**Lesetext**
━━━━━━━━━━━━━━━━
Von Nina Giaramita |
    Der Virologe Jan Leidel, langjähriger Leiter des Kölner Gesundheitsamtes, ist erst kürzlich in den Ruhestand verabschiedet worden. Als eines von 16 Mitgliedern der Ständigen Impfkommission ist der 66-Jährige jedoch gefragter denn je. Zusammen mit seinen Kollegen hat er eine Empfehlung zur Impfung gegen die Schweinegrippe erarbeitet.

    "Zunächst einmal empfehlen wir die Impfung gegen die Schweinegrippe denjenigen, die ein besonders hohes Risiko haben, sich anzustecken. Das sind zum Beispiel alle Angehörigen von medizinischen Berufen, die Patientenkontakt haben oder Kontakt zu infektiösen Untersuchungsmaterialien. Außerdem empfehlen wir die Impfung all denen, die durch eine vorbestehende chronische Krankheit, beispielsweise der Atemwege, des Herz-Kreislauf-Systems, durch eine Nierenerkrankung, durch eine bösartige Erkrankung, besonders gefährdet sind, schwer zu erkranken."
━━━━━━━━━━━━━━━━
**Untersuchte Daten**
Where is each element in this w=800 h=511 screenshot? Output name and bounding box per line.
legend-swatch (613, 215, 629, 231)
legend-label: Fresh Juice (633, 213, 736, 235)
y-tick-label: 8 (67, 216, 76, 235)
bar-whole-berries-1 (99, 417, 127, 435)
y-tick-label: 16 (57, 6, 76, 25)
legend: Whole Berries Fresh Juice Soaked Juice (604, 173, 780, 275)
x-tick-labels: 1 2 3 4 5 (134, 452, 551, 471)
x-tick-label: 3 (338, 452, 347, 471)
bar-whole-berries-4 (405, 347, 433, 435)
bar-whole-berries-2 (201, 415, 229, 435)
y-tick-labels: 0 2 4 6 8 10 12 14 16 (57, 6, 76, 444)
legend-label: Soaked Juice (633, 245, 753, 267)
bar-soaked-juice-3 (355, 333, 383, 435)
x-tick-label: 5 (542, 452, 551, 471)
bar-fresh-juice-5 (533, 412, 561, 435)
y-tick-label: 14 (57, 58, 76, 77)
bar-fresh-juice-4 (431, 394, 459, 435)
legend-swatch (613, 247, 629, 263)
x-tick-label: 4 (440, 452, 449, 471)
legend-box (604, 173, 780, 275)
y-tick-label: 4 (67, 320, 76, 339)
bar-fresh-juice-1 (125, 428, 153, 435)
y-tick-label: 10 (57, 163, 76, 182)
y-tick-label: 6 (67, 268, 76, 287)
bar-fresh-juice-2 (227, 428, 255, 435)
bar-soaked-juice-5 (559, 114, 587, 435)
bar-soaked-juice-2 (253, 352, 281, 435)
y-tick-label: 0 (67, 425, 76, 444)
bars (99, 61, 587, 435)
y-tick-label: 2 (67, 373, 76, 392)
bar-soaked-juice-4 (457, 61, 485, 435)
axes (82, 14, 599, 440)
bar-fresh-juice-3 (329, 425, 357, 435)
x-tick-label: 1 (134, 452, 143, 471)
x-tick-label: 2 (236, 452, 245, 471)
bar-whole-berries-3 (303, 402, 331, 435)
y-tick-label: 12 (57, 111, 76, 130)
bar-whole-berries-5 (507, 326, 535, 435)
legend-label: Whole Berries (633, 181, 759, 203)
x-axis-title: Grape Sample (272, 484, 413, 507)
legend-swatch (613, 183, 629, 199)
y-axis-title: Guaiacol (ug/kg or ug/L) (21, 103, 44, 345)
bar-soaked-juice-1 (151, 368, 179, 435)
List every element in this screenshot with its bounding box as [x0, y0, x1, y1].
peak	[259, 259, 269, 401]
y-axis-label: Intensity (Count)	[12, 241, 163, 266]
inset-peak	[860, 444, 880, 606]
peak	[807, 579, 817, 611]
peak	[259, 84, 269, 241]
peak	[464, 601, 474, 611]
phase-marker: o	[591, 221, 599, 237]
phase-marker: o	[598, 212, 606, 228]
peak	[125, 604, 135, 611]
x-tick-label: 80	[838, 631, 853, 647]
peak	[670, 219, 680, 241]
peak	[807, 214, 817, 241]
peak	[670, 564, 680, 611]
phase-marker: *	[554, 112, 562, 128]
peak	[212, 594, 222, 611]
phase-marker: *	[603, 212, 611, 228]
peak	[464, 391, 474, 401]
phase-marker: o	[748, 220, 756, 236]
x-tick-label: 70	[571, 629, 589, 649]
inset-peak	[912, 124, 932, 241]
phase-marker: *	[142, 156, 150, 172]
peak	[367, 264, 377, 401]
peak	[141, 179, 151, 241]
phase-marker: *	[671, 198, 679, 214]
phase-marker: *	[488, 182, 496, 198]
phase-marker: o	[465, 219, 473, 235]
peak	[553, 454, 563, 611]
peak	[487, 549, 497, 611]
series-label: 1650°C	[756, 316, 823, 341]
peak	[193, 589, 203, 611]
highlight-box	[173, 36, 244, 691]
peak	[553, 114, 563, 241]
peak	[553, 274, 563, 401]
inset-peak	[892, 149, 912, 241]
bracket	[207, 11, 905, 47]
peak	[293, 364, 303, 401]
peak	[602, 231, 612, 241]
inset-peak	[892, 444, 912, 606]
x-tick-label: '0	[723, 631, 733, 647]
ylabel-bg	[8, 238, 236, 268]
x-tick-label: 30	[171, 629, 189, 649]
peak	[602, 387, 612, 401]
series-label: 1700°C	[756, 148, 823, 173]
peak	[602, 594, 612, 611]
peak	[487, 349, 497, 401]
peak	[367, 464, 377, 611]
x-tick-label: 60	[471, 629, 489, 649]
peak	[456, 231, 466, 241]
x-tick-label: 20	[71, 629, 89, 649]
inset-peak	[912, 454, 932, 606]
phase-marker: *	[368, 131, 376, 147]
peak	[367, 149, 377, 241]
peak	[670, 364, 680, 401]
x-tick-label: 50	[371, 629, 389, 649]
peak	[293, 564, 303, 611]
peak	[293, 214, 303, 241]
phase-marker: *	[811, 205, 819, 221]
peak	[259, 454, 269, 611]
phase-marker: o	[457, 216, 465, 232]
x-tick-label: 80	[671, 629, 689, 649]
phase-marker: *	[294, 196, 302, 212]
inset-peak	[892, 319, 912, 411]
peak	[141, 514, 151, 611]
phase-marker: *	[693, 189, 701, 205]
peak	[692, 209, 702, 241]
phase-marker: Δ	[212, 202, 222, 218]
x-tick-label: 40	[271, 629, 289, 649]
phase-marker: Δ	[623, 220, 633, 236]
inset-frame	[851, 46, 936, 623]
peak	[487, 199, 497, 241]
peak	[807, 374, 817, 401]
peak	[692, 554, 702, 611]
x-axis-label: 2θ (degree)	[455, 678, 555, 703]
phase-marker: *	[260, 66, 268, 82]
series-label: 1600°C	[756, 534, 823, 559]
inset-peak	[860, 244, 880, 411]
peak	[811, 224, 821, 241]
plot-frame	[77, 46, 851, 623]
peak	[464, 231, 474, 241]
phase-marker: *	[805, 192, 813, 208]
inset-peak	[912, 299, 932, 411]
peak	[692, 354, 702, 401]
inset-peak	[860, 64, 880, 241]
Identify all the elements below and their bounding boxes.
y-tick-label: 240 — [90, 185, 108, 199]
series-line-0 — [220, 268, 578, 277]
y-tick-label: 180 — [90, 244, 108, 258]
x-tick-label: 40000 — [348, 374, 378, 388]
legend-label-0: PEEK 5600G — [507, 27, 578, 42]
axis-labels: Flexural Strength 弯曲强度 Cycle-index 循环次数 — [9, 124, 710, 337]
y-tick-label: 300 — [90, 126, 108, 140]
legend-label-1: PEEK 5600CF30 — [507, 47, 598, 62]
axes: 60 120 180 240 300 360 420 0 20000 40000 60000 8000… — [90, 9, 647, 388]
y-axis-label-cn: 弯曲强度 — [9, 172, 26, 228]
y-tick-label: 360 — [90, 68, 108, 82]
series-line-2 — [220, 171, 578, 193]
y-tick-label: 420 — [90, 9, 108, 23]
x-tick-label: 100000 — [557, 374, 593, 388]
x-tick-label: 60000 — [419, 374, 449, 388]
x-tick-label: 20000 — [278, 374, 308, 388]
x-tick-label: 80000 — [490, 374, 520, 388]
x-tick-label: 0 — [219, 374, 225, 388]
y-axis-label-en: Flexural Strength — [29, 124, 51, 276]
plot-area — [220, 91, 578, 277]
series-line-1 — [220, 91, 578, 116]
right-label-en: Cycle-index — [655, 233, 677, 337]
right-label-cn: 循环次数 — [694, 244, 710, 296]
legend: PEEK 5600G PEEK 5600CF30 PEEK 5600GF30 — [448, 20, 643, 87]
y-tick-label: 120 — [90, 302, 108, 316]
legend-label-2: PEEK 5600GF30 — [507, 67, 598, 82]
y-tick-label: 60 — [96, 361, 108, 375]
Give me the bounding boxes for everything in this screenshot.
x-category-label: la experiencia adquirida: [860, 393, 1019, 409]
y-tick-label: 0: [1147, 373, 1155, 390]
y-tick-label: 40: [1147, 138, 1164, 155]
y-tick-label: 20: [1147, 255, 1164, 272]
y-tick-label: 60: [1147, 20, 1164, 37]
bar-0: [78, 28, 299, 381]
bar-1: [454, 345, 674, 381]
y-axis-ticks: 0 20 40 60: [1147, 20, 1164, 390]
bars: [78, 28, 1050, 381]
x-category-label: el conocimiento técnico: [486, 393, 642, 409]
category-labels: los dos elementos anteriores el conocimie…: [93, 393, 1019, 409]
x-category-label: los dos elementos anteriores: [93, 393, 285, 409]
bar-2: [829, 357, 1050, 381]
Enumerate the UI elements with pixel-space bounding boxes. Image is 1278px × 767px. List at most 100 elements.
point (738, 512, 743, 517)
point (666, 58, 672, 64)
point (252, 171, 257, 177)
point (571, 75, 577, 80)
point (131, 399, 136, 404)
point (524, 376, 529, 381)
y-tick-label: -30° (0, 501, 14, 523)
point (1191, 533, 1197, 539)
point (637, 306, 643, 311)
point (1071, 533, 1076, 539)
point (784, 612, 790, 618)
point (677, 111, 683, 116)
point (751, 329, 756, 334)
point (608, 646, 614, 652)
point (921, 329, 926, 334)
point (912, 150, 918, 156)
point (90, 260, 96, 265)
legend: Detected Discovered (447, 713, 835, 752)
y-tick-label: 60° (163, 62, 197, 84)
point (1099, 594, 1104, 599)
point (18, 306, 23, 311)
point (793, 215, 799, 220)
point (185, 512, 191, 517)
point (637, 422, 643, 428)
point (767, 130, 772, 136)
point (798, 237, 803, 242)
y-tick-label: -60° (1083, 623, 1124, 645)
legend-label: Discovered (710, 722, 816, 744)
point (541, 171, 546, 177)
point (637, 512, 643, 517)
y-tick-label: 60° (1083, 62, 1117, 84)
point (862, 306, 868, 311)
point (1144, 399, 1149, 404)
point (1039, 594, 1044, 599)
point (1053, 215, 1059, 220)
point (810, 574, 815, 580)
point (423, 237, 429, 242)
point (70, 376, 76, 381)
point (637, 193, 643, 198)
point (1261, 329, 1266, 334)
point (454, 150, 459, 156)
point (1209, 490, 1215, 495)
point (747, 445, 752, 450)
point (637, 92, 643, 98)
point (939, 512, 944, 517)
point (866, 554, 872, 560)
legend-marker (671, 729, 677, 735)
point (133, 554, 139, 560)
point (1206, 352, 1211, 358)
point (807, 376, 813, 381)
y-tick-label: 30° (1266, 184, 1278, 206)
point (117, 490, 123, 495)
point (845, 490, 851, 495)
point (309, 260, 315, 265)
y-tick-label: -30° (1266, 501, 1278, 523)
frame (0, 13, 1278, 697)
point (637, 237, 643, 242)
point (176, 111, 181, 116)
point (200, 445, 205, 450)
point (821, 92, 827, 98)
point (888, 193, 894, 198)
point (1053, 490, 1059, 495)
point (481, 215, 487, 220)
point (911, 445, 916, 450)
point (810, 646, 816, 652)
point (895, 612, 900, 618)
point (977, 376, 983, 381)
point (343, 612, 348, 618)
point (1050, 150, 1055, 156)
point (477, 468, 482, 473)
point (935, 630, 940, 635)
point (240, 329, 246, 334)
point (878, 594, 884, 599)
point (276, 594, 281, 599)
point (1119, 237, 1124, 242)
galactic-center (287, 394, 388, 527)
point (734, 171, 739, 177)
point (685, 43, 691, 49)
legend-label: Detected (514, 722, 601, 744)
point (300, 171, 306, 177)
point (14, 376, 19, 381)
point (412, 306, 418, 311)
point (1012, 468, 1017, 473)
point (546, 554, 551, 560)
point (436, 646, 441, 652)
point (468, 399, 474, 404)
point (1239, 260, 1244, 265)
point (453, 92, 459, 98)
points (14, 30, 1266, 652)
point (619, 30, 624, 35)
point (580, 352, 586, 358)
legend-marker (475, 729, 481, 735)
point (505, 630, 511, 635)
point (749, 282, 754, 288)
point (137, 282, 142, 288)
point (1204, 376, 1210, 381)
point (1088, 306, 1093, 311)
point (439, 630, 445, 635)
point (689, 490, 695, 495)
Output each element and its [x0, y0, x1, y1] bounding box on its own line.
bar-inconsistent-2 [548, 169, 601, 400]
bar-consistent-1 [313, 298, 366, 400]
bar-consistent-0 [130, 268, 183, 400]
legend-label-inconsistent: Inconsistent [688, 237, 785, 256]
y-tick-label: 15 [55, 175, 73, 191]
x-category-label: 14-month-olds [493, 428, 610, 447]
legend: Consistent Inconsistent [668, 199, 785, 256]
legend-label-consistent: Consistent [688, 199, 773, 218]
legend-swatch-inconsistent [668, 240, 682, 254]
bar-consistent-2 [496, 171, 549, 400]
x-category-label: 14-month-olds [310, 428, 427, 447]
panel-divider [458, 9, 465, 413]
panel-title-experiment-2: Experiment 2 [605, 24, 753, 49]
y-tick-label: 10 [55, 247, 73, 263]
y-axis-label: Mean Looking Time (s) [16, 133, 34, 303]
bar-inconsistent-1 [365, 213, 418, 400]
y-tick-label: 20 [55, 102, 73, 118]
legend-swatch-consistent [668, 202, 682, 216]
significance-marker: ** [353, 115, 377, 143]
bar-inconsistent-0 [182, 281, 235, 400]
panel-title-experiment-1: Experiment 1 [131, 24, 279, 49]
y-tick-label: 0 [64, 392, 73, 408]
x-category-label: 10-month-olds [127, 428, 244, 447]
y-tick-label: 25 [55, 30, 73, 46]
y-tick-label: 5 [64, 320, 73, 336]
━━━━━━━━━━━━━━━━
**Zu erledigende Aufgabe**
Stimmen diese Aussagen mit dem Lesetext überein: (a) Jan Leidel ist eines von 16 Mitgliedern der Ständigen Impfkommission; (b) Jan Leidel leitet das Kölner Gesundheitsamt weiterhin; (c) die Impfung wird auch Menschen mit einer Nierenerkrankung empfohlen? Beantworten Sie jede Aussage mit Ja oder Nein und führen Sie die entscheidenden Worte des Lesetextes wörtlich an.

**Ihre Antwort**
(a) Ja: „Als eines von 16 Mitgliedern der Ständigen Impfkommission ist der 66-Jährige jedoch gefragter denn je.“
(b) Nein: „ist erst kürzlich in den Ruhestand verabschiedet worden“
(c) Ja: „Außerdem empfehlen wir die Impfung all denen, die durch eine vorbestehende chronische Krankheit, beispielsweise der Atemwege, des Herz-Kreislauf-Systems, durch eine Nierenerkrankung, durch eine bösartige Erkrankung, besonders gefährdet sind, schwer zu erkranken.“